§ 本文セクション:
--- --- ---

はじめに
C# 3.0の情報や話題も徐々に増えてきてましたし、実際に試されている方も多いことと思います。DLINQやXLINQなどのテクノロジもその姿を現しました。しかし、たまに「C# 3.0で追加された言語仕様はどれもLINQを実現するためのようなもの」といった発言や書き込みを目にします。確かに実現には必要ですが、これは少しショック!
ということで、C# 3.0の言語仕様自体に興味を持っていただくべく投稿初挑戦です。これらがどのような新しいスタイルを導くのかをお見せできればと思います。では、未熟者ですがよろしくお願いします。
対象読者
- C# 3.0の言語仕様に興味のある方
- 関数プログラミングに興味のある方
- やさしい未婚女性(お料理が好きだとうれしい)
C# 3.0 言語仕様解説
本題に入る前に、まずざっと追加分の仕様を紹介したいと思います。あまり細かい部分までは説明しきれませんので、詳細は仕様書などを参照してください。
ローカル変数の暗黙的な型付け
C# 3.0では、型推論の恩恵を受けてローカル変数の型をvarキーワードで置き換えることができます。

--- --- ---

§ 課題内容:
上にあるC# 3.0の言語仕様についての本文を、一字一句変えずに全文引用してください。

--- --- ---

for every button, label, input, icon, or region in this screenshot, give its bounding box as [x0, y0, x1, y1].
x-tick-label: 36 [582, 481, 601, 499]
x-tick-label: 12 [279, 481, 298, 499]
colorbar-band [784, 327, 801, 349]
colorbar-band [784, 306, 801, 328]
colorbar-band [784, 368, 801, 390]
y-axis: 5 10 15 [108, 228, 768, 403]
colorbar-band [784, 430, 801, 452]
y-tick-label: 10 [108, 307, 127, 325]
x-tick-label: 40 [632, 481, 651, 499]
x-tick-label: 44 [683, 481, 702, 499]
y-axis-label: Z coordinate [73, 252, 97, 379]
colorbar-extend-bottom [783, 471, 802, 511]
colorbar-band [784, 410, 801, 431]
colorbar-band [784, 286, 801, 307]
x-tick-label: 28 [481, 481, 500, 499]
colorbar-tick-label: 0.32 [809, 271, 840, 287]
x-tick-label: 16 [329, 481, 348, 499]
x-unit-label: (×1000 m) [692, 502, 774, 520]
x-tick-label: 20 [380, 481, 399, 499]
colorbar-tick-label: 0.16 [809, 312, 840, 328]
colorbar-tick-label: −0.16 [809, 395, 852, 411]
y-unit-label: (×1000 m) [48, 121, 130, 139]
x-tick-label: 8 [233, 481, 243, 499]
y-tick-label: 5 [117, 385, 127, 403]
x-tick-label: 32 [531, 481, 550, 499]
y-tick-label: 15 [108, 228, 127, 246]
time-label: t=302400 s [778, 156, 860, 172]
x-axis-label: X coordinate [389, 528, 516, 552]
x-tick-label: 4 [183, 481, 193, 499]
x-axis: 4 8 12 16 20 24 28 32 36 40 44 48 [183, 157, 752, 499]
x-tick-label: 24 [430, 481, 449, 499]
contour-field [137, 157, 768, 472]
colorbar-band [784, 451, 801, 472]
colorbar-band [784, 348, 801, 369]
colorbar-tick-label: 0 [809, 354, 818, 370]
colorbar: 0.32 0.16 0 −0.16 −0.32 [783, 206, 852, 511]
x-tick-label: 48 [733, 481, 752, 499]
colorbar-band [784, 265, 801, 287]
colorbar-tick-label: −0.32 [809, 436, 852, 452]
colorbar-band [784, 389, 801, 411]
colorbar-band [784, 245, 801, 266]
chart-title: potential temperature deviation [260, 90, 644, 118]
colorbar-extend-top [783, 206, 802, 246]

--- --- ---

§ 解答結果:
はじめに
C# 3.0の情報や話題も徐々に増えてきてましたし、実際に試されている方も多いことと思います。DLINQやXLINQなどのテクノロジもその姿を現しました。しかし、たまに「C# 3.0で追加された言語仕様はどれもLINQを実現するためのようなもの」といった発言や書き込みを目にします。確かに実現には必要ですが、これは少しショック!
ということで、C# 3.0の言語仕様自体に興味を持っていただくべく投稿初挑戦です。これらがどのような新しいスタイルを導くのかをお見せできればと思います。では、未熟者ですがよろしくお願いします。
対象読者
- C# 3.0の言語仕様に興味のある方
- 関数プログラミングに興味のある方
- やさしい未婚女性(お料理が好きだとうれしい)
C# 3.0 言語仕様解説
本題に入る前に、まずざっと追加分の仕様を紹介したいと思います。あまり細かい部分までは説明しきれませんので、詳細は仕様書などを参照してください。
ローカル変数の暗黙的な型付け
C# 3.0では、型推論の恩恵を受けてローカル変数の型をvarキーワードで置き換えることができます。